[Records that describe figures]

= = = = =

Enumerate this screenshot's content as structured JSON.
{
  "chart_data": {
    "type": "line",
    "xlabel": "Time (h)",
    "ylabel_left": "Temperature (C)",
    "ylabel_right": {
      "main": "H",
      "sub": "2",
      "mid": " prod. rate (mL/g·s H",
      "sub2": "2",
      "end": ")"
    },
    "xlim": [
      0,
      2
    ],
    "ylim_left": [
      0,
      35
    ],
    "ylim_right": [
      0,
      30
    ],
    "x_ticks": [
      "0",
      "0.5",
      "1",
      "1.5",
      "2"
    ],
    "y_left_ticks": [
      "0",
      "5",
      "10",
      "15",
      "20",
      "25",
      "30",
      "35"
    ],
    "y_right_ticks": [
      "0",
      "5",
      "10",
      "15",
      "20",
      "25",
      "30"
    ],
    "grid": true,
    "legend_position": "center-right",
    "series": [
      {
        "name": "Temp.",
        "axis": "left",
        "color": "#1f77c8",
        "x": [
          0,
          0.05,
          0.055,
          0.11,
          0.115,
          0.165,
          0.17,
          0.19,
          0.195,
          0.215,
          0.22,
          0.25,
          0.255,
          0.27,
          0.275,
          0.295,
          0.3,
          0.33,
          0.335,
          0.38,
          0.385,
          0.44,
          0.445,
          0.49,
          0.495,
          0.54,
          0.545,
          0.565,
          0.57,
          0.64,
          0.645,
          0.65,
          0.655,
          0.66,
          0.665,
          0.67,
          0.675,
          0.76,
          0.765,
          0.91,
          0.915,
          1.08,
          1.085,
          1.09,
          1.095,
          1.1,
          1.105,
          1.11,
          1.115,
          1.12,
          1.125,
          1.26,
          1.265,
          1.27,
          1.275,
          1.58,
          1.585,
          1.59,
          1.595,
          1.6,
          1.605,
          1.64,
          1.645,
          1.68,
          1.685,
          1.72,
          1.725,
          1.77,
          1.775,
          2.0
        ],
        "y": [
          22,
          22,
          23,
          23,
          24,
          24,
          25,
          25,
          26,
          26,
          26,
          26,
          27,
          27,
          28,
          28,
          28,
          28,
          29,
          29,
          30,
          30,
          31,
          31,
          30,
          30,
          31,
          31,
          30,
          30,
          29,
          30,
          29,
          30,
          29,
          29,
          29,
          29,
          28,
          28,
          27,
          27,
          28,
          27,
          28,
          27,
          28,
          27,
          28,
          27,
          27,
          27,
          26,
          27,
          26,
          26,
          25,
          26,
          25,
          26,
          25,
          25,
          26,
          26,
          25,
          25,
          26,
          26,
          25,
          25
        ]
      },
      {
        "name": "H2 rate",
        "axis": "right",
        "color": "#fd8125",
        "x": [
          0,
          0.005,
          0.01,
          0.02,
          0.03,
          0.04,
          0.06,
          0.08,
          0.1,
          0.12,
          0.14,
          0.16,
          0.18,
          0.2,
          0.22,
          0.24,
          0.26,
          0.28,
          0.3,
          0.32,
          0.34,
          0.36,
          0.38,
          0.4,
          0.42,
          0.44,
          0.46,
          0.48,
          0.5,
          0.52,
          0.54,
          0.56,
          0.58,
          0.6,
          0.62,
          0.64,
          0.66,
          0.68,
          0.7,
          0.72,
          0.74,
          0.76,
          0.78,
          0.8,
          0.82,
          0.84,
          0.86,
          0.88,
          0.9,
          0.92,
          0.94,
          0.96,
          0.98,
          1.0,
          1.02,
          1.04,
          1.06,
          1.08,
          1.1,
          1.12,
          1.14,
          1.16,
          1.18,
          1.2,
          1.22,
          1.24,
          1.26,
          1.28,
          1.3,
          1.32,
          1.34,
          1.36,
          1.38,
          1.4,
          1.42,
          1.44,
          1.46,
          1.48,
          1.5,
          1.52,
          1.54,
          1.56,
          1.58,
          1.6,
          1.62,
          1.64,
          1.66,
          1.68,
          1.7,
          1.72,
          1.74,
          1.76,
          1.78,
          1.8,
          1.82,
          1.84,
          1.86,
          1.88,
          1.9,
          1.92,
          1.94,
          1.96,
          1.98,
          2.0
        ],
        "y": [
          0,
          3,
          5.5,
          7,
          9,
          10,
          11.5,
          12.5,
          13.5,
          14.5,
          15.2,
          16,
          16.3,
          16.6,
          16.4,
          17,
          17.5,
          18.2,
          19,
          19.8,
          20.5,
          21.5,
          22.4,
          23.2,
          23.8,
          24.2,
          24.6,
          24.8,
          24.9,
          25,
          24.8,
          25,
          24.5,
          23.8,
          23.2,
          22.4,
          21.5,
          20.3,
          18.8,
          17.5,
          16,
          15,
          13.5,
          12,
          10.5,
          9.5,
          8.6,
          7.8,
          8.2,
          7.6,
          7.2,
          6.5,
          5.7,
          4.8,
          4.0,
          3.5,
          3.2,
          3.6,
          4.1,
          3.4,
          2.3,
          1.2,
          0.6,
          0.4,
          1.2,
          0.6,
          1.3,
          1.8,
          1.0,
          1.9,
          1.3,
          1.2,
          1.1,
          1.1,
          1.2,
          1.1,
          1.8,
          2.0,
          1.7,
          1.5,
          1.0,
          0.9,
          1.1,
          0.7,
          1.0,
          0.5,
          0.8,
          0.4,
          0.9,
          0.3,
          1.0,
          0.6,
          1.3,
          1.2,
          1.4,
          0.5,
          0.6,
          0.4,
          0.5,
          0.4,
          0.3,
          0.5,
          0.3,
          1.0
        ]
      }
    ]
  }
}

= = = = =

### Directions:
Print every record exactly as it was given.

### Exercise solution:
Enumerate this screenshot's content as structured JSON.
{
  "chart_data": {
    "type": "line",
    "xlabel": "Time (h)",
    "ylabel_left": "Temperature (C)",
    "ylabel_right": {
      "main": "H",
      "sub": "2",
      "mid": " prod. rate (mL/g·s H",
      "sub2": "2",
      "end": ")"
    },
    "xlim": [
      0,
      2
    ],
    "ylim_left": [
      0,
      35
    ],
    "ylim_right": [
      0,
      30
    ],
    "x_ticks": [
      "0",
      "0.5",
      "1",
      "1.5",
      "2"
    ],
    "y_left_ticks": [
      "0",
      "5",
      "10",
      "15",
      "20",
      "25",
      "30",
      "35"
    ],
    "y_right_ticks": [
      "0",
      "5",
      "10",
      "15",
      "20",
      "25",
      "30"
    ],
    "grid": true,
    "legend_position": "center-right",
    "series": [
      {
        "name": "Temp.",
        "axis": "left",
        "color": "#1f77c8",
        "x": [
          0,
          0.05,
          0.055,
          0.11,
          0.115,
          0.165,
          0.17,
          0.19,
          0.195,
          0.215,
          0.22,
          0.25,
          0.255,
          0.27,
          0.275,
          0.295,
          0.3,
          0.33,
          0.335,
          0.38,
          0.385,
          0.44,
          0.445,
          0.49,
          0.495,
          0.54,
          0.545,
          0.565,
          0.57,
          0.64,
          0.645,
          0.65,
          0.655,
          0.66,
          0.665,
          0.67,
          0.675,
          0.76,
          0.765,
          0.91,
          0.915,
          1.08,
          1.085,
          1.09,
          1.095,
          1.1,
          1.105,
          1.11,
          1.115,
          1.12,
          1.125,
          1.26,
          1.265,
          1.27,
          1.275,
          1.58,
          1.585,
          1.59,
          1.595,
          1.6,
          1.605,
          1.64,
          1.645,
          1.68,
          1.685,
          1.72,
          1.725,
          1.77,
          1.775,
          2.0
        ],
        "y": [
          22,
          22,
          23,
          23,
          24,
          24,
          25,
          25,
          26,
          26,
          26,
          26,
          27,
          27,
          28,
          28,
          28,
          28,
          29,
          29,
          30,
          30,
          31,
          31,
          30,
          30,
          31,
          31,
          30,
          30,
          29,
          30,
          29,
          30,
          29,
          29,
          29,
          29,
          28,
          28,
          27,
          27,
          28,
          27,
          28,
          27,
          28,
          27,
          28,
          27,
          27,
          27,
          26,
          27,
          26,
          26,
          25,
          26,
          25,
          26,
          25,
          25,
          26,
          26,
          25,
          25,
          26,
          26,
          25,
          25
        ]
      },
      {
        "name": "H2 rate",
        "axis": "right",
        "color": "#fd8125",
        "x": [
          0,
          0.005,
          0.01,
          0.02,
          0.03,
          0.04,
          0.06,
          0.08,
          0.1,
          0.12,
          0.14,
          0.16,
          0.18,
          0.2,
          0.22,
          0.24,
          0.26,
          0.28,
          0.3,
          0.32,
          0.34,
          0.36,
          0.38,
          0.4,
          0.42,
          0.44,
          0.46,
          0.48,
          0.5,
          0.52,
          0.54,
          0.56,
          0.58,
          0.6,
          0.62,
          0.64,
          0.66,
          0.68,
          0.7,
          0.72,
          0.74,
          0.76,
          0.78,
          0.8,
          0.82,
          0.84,
          0.86,
          0.88,
          0.9,
          0.92,
          0.94,
          0.96,
          0.98,
          1.0,
          1.02,
          1.04,
          1.06,
          1.08,
          1.1,
          1.12,
          1.14,
          1.16,
          1.18,
          1.2,
          1.22,
          1.24,
          1.26,
          1.28,
          1.3,
          1.32,
          1.34,
          1.36,
          1.38,
          1.4,
          1.42,
          1.44,
          1.46,
          1.48,
          1.5,
          1.52,
          1.54,
          1.56,
          1.58,
          1.6,
          1.62,
          1.64,
          1.66,
          1.68,
          1.7,
          1.72,
          1.74,
          1.76,
          1.78,
          1.8,
          1.82,
          1.84,
          1.86,
          1.88,
          1.9,
          1.92,
          1.94,
          1.96,
          1.98,
          2.0
        ],
        "y": [
          0,
          3,
          5.5,
          7,
          9,
          10,
          11.5,
          12.5,
          13.5,
          14.5,
          15.2,
          16,
          16.3,
          16.6,
          16.4,
          17,
          17.5,
          18.2,
          19,
          19.8,
          20.5,
          21.5,
          22.4,
          23.2,
          23.8,
          24.2,
          24.6,
          24.8,
          24.9,
          25,
          24.8,
          25,
          24.5,
          23.8,
          23.2,
          22.4,
          21.5,
          20.3,
          18.8,
          17.5,
          16,
          15,
          13.5,
          12,
          10.5,
          9.5,
          8.6,
          7.8,
          8.2,
          7.6,
          7.2,
          6.5,
          5.7,
          4.8,
          4.0,
          3.5,
          3.2,
          3.6,
          4.1,
          3.4,
          2.3,
          1.2,
          0.6,
          0.4,
          1.2,
          0.6,
          1.3,
          1.8,
          1.0,
          1.9,
          1.3,
          1.2,
          1.1,
          1.1,
          1.2,
          1.1,
          1.8,
          2.0,
          1.7,
          1.5,
          1.0,
          0.9,
          1.1,
          0.7,
          1.0,
          0.5,
          0.8,
          0.4,
          0.9,
          0.3,
          1.0,
          0.6,
          1.3,
          1.2,
          1.4,
          0.5,
          0.6,
          0.4,
          0.5,
          0.4,
          0.3,
          0.5,
          0.3,
          1.0
        ]
      }
    ]
  }
}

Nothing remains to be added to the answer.